Of the lines in this material, how many contain "Training"? Answer with a single number only.

[Start Data in this exercise]

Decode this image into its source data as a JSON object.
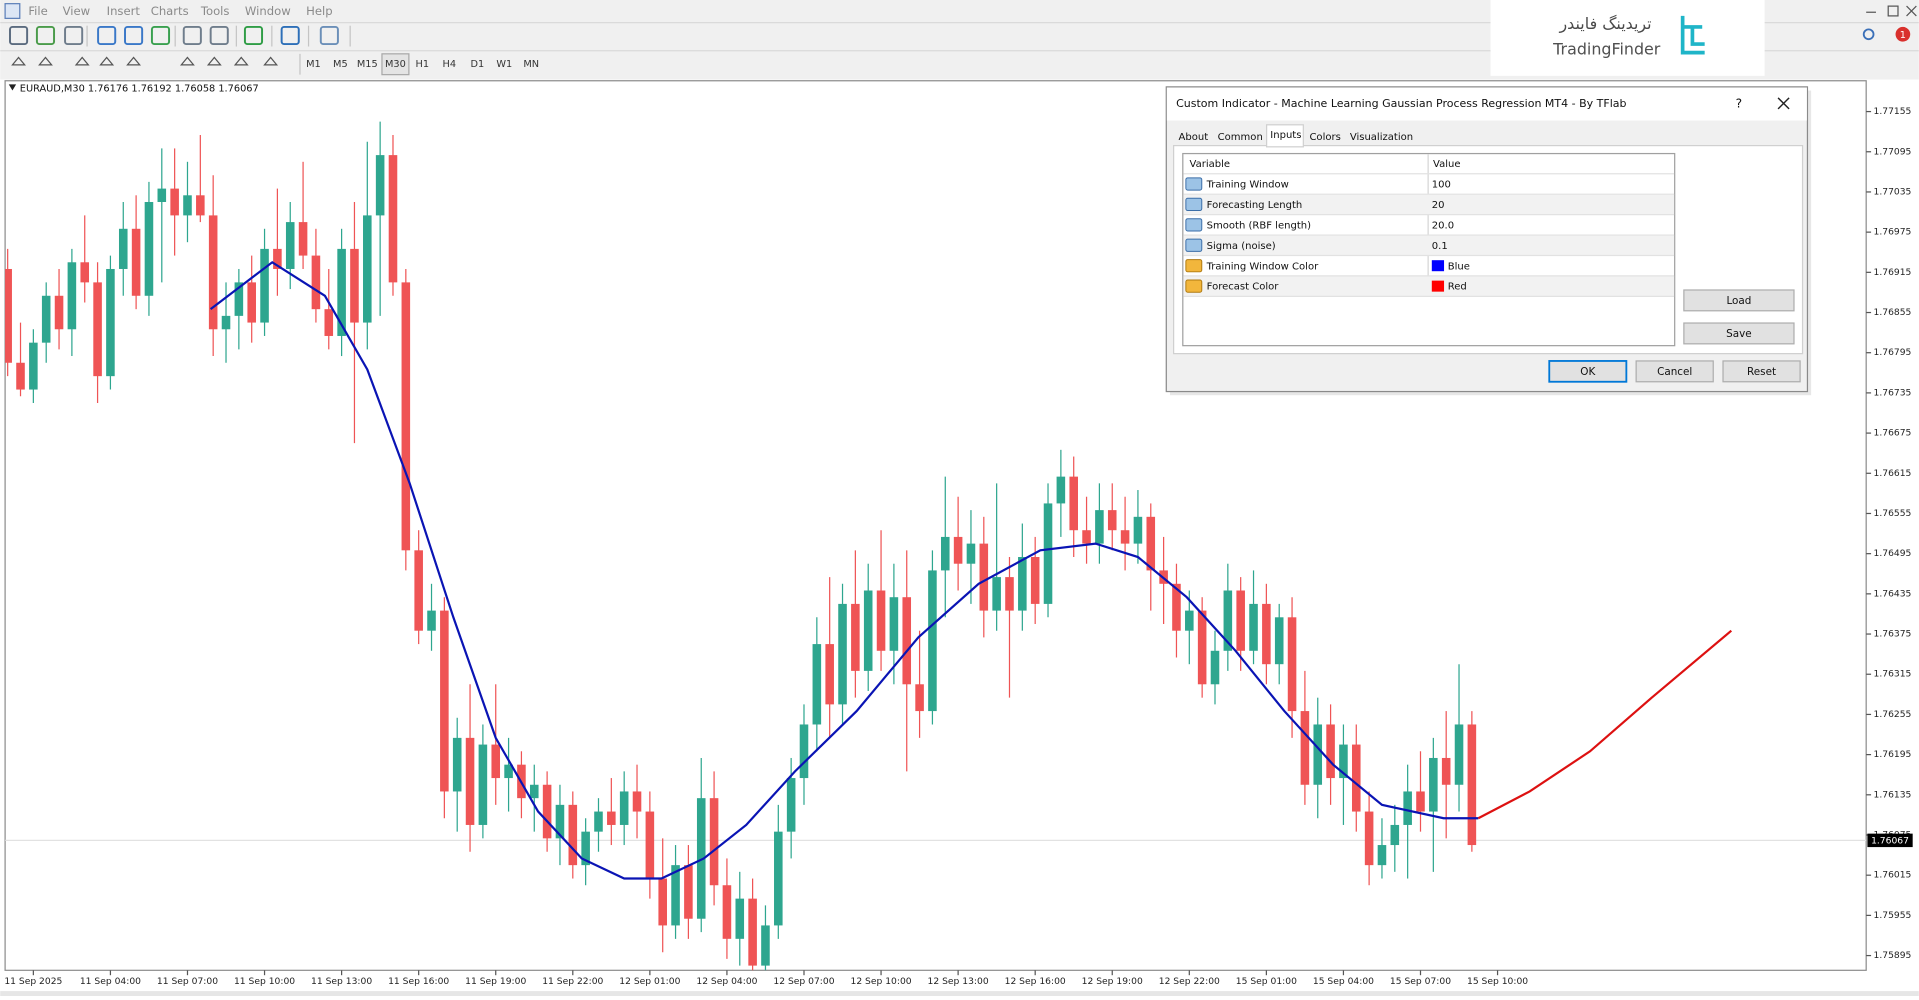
{
  "menu": [
    "File",
    "View",
    "Insert",
    "Charts",
    "Tools",
    "Window",
    "Help"
  ],
  "timeframes": [
    "M1",
    "M5",
    "M15",
    "M30",
    "H1",
    "H4",
    "D1",
    "W1",
    "MN"
  ],
  "logo": {
    "fa": "تریدینگ فایندر",
    "en": "TradingFinder"
  },
  "badge": "1",
  "chart_data": {
    "type": "candlestick",
    "title": "EURAUD,M30  1.76176 1.76192 1.76058 1.76067",
    "up_color": "#2ea68f",
    "down_color": "#ef5455",
    "xlim": [
      -0.2,
      144.7
    ],
    "ylim": [
      1.75873,
      1.77201
    ],
    "yticks": [
      1.77155,
      1.77095,
      1.77035,
      1.76975,
      1.76915,
      1.76855,
      1.76795,
      1.76735,
      1.76675,
      1.76615,
      1.76555,
      1.76495,
      1.76435,
      1.76375,
      1.76315,
      1.76255,
      1.76195,
      1.76135,
      1.76075,
      1.76015,
      1.75955,
      1.75895
    ],
    "xticks": [
      {
        "value": 2,
        "label": "11 Sep 2025"
      },
      {
        "value": 8,
        "label": "11 Sep 04:00"
      },
      {
        "value": 14,
        "label": "11 Sep 07:00"
      },
      {
        "value": 20,
        "label": "11 Sep 10:00"
      },
      {
        "value": 26,
        "label": "11 Sep 13:00"
      },
      {
        "value": 32,
        "label": "11 Sep 16:00"
      },
      {
        "value": 38,
        "label": "11 Sep 19:00"
      },
      {
        "value": 44,
        "label": "11 Sep 22:00"
      },
      {
        "value": 50,
        "label": "12 Sep 01:00"
      },
      {
        "value": 56,
        "label": "12 Sep 04:00"
      },
      {
        "value": 62,
        "label": "12 Sep 07:00"
      },
      {
        "value": 68,
        "label": "12 Sep 10:00"
      },
      {
        "value": 74,
        "label": "12 Sep 13:00"
      },
      {
        "value": 80,
        "label": "12 Sep 16:00"
      },
      {
        "value": 86,
        "label": "12 Sep 19:00"
      },
      {
        "value": 92,
        "label": "12 Sep 22:00"
      },
      {
        "value": 98,
        "label": "15 Sep 01:00"
      },
      {
        "value": 104,
        "label": "15 Sep 04:00"
      },
      {
        "value": 110,
        "label": "15 Sep 07:00"
      },
      {
        "value": 116,
        "label": "15 Sep 10:00"
      }
    ],
    "current_price": 1.76067,
    "candles": [
      [
        1.7692,
        1.7695,
        1.7676,
        1.7678
      ],
      [
        1.7678,
        1.7684,
        1.7673,
        1.7674
      ],
      [
        1.7674,
        1.7683,
        1.7672,
        1.7681
      ],
      [
        1.7681,
        1.769,
        1.7678,
        1.7688
      ],
      [
        1.7688,
        1.7692,
        1.768,
        1.7683
      ],
      [
        1.7683,
        1.7695,
        1.7679,
        1.7693
      ],
      [
        1.7693,
        1.77,
        1.7687,
        1.769
      ],
      [
        1.769,
        1.7693,
        1.7672,
        1.7676
      ],
      [
        1.7676,
        1.7694,
        1.7674,
        1.7692
      ],
      [
        1.7692,
        1.7702,
        1.7688,
        1.7698
      ],
      [
        1.7698,
        1.7703,
        1.7686,
        1.7688
      ],
      [
        1.7688,
        1.7705,
        1.7685,
        1.7702
      ],
      [
        1.7702,
        1.771,
        1.769,
        1.7704
      ],
      [
        1.7704,
        1.771,
        1.7694,
        1.77
      ],
      [
        1.77,
        1.7708,
        1.7696,
        1.7703
      ],
      [
        1.7703,
        1.7712,
        1.7699,
        1.77
      ],
      [
        1.77,
        1.7706,
        1.7679,
        1.7683
      ],
      [
        1.7683,
        1.769,
        1.7678,
        1.7685
      ],
      [
        1.7685,
        1.7692,
        1.768,
        1.769
      ],
      [
        1.769,
        1.7694,
        1.7681,
        1.7684
      ],
      [
        1.7684,
        1.7698,
        1.7682,
        1.7695
      ],
      [
        1.7695,
        1.7704,
        1.7688,
        1.7692
      ],
      [
        1.7692,
        1.7702,
        1.7689,
        1.7699
      ],
      [
        1.7699,
        1.7708,
        1.7692,
        1.7694
      ],
      [
        1.7694,
        1.7698,
        1.7684,
        1.7686
      ],
      [
        1.7686,
        1.7692,
        1.768,
        1.7682
      ],
      [
        1.7682,
        1.7698,
        1.7679,
        1.7695
      ],
      [
        1.7695,
        1.7702,
        1.7666,
        1.7684
      ],
      [
        1.7684,
        1.7711,
        1.768,
        1.77
      ],
      [
        1.77,
        1.7714,
        1.7685,
        1.7709
      ],
      [
        1.7709,
        1.7712,
        1.7688,
        1.769
      ],
      [
        1.769,
        1.7692,
        1.7647,
        1.765
      ],
      [
        1.765,
        1.7653,
        1.7636,
        1.7638
      ],
      [
        1.7638,
        1.7645,
        1.7635,
        1.7641
      ],
      [
        1.7641,
        1.7643,
        1.761,
        1.7614
      ],
      [
        1.7614,
        1.7625,
        1.7608,
        1.7622
      ],
      [
        1.7622,
        1.763,
        1.7605,
        1.7609
      ],
      [
        1.7609,
        1.7624,
        1.7607,
        1.7621
      ],
      [
        1.7621,
        1.763,
        1.7612,
        1.7616
      ],
      [
        1.7616,
        1.7622,
        1.7611,
        1.7618
      ],
      [
        1.7618,
        1.762,
        1.761,
        1.7613
      ],
      [
        1.7613,
        1.7618,
        1.7608,
        1.7615
      ],
      [
        1.7615,
        1.7617,
        1.7605,
        1.7607
      ],
      [
        1.7607,
        1.7615,
        1.7603,
        1.7612
      ],
      [
        1.7612,
        1.7614,
        1.7601,
        1.7603
      ],
      [
        1.7603,
        1.761,
        1.76,
        1.7608
      ],
      [
        1.7608,
        1.7613,
        1.7605,
        1.7611
      ],
      [
        1.7611,
        1.7616,
        1.7606,
        1.7609
      ],
      [
        1.7609,
        1.7617,
        1.7606,
        1.7614
      ],
      [
        1.7614,
        1.7618,
        1.7607,
        1.7611
      ],
      [
        1.7611,
        1.7614,
        1.7598,
        1.7601
      ],
      [
        1.7601,
        1.7607,
        1.759,
        1.7594
      ],
      [
        1.7594,
        1.7606,
        1.7592,
        1.7603
      ],
      [
        1.7603,
        1.7606,
        1.7592,
        1.7595
      ],
      [
        1.7595,
        1.7619,
        1.7593,
        1.7613
      ],
      [
        1.7613,
        1.7617,
        1.7597,
        1.76
      ],
      [
        1.76,
        1.7604,
        1.7589,
        1.7592
      ],
      [
        1.7592,
        1.7602,
        1.7588,
        1.7598
      ],
      [
        1.7598,
        1.7601,
        1.7585,
        1.7588
      ],
      [
        1.7588,
        1.7597,
        1.7587,
        1.7594
      ],
      [
        1.7594,
        1.7612,
        1.7592,
        1.7608
      ],
      [
        1.7608,
        1.7619,
        1.7604,
        1.7616
      ],
      [
        1.7616,
        1.7627,
        1.7612,
        1.7624
      ],
      [
        1.7624,
        1.764,
        1.762,
        1.7636
      ],
      [
        1.7636,
        1.7646,
        1.7622,
        1.7627
      ],
      [
        1.7627,
        1.7645,
        1.7624,
        1.7642
      ],
      [
        1.7642,
        1.765,
        1.7628,
        1.7632
      ],
      [
        1.7632,
        1.7648,
        1.7629,
        1.7644
      ],
      [
        1.7644,
        1.7653,
        1.7632,
        1.7635
      ],
      [
        1.7635,
        1.7648,
        1.763,
        1.7643
      ],
      [
        1.7643,
        1.765,
        1.7617,
        1.763
      ],
      [
        1.763,
        1.7638,
        1.7622,
        1.7626
      ],
      [
        1.7626,
        1.765,
        1.7624,
        1.7647
      ],
      [
        1.7647,
        1.7661,
        1.764,
        1.7652
      ],
      [
        1.7652,
        1.7658,
        1.7644,
        1.7648
      ],
      [
        1.7648,
        1.7656,
        1.7642,
        1.7651
      ],
      [
        1.7651,
        1.7655,
        1.7637,
        1.7641
      ],
      [
        1.7641,
        1.766,
        1.7638,
        1.7646
      ],
      [
        1.7646,
        1.7649,
        1.7628,
        1.7641
      ],
      [
        1.7641,
        1.7654,
        1.7638,
        1.7649
      ],
      [
        1.7649,
        1.7652,
        1.7639,
        1.7642
      ],
      [
        1.7642,
        1.766,
        1.764,
        1.7657
      ],
      [
        1.7657,
        1.7665,
        1.7652,
        1.7661
      ],
      [
        1.7661,
        1.7664,
        1.7649,
        1.7653
      ],
      [
        1.7653,
        1.7658,
        1.7648,
        1.7651
      ],
      [
        1.7651,
        1.766,
        1.7648,
        1.7656
      ],
      [
        1.7656,
        1.766,
        1.765,
        1.7653
      ],
      [
        1.7653,
        1.7658,
        1.7647,
        1.7651
      ],
      [
        1.7651,
        1.7659,
        1.7648,
        1.7655
      ],
      [
        1.7655,
        1.7657,
        1.7641,
        1.7647
      ],
      [
        1.7647,
        1.7652,
        1.7639,
        1.7645
      ],
      [
        1.7645,
        1.7648,
        1.7634,
        1.7638
      ],
      [
        1.7638,
        1.7644,
        1.7633,
        1.7641
      ],
      [
        1.7641,
        1.7643,
        1.7628,
        1.763
      ],
      [
        1.763,
        1.7638,
        1.7627,
        1.7635
      ],
      [
        1.7635,
        1.7648,
        1.7632,
        1.7644
      ],
      [
        1.7644,
        1.7646,
        1.7632,
        1.7635
      ],
      [
        1.7635,
        1.7647,
        1.7633,
        1.7642
      ],
      [
        1.7642,
        1.7645,
        1.763,
        1.7633
      ],
      [
        1.7633,
        1.7642,
        1.763,
        1.764
      ],
      [
        1.764,
        1.7643,
        1.7622,
        1.7626
      ],
      [
        1.7626,
        1.7632,
        1.7612,
        1.7615
      ],
      [
        1.7615,
        1.7628,
        1.761,
        1.7624
      ],
      [
        1.7624,
        1.7627,
        1.7612,
        1.7616
      ],
      [
        1.7616,
        1.7624,
        1.7609,
        1.7621
      ],
      [
        1.7621,
        1.7624,
        1.7608,
        1.7611
      ],
      [
        1.7611,
        1.7614,
        1.76,
        1.7603
      ],
      [
        1.7603,
        1.761,
        1.7601,
        1.7606
      ],
      [
        1.7606,
        1.7612,
        1.7602,
        1.7609
      ],
      [
        1.7609,
        1.7618,
        1.7601,
        1.7614
      ],
      [
        1.7614,
        1.762,
        1.7608,
        1.7611
      ],
      [
        1.7611,
        1.7622,
        1.7602,
        1.7619
      ],
      [
        1.7619,
        1.7626,
        1.7607,
        1.7615
      ],
      [
        1.7615,
        1.7633,
        1.7611,
        1.7624
      ],
      [
        1.7624,
        1.7626,
        1.7605,
        1.7606
      ]
    ],
    "lines": [
      {
        "color": "#0a14b4",
        "x": [
          15.8,
          20.6,
          24.7,
          28,
          31.3,
          34.7,
          38,
          41.3,
          44.7,
          48,
          50.9,
          54.2,
          57.5,
          61.3,
          66.1,
          70.9,
          75.6,
          80.4,
          84.7,
          88,
          91.8,
          95.6,
          99.4,
          103.2,
          107,
          111.8,
          114.5
        ],
        "values": [
          1.7686,
          1.7693,
          1.7688,
          1.7677,
          1.766,
          1.764,
          1.7622,
          1.7611,
          1.7604,
          1.7601,
          1.7601,
          1.7604,
          1.7609,
          1.7617,
          1.7626,
          1.7637,
          1.7645,
          1.765,
          1.7651,
          1.7649,
          1.7643,
          1.7635,
          1.7626,
          1.7618,
          1.7612,
          1.761,
          1.761
        ]
      },
      {
        "color": "#dd1111",
        "x": [
          114.5,
          118.5,
          123.2,
          128,
          134.2
        ],
        "values": [
          1.761,
          1.7614,
          1.762,
          1.7628,
          1.7638
        ]
      }
    ]
  },
  "dialog": {
    "title": "Custom Indicator - Machine Learning Gaussian Process Regression MT4 - By TFlab",
    "help": "?",
    "tabs": [
      "About",
      "Common",
      "Inputs",
      "Colors",
      "Visualization"
    ],
    "active_tab": 2,
    "table": {
      "header": [
        "Variable",
        "Value"
      ],
      "rows": [
        {
          "variable": "Training Window",
          "value": "100"
        },
        {
          "variable": "Forecasting Length",
          "value": "20"
        },
        {
          "variable": "Smooth (RBF length)",
          "value": "20.0"
        },
        {
          "variable": "Sigma (noise)",
          "value": "0.1"
        },
        {
          "variable": "Training Window Color",
          "value": "Blue",
          "swatch": "#0000ff"
        },
        {
          "variable": "Forecast Color",
          "value": "Red",
          "swatch": "#ff0000"
        }
      ]
    },
    "side_buttons": [
      "Load",
      "Save"
    ],
    "buttons": [
      "OK",
      "Cancel",
      "Reset"
    ]
  }
}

[End Data in this exercise]

**Problem solution:** 2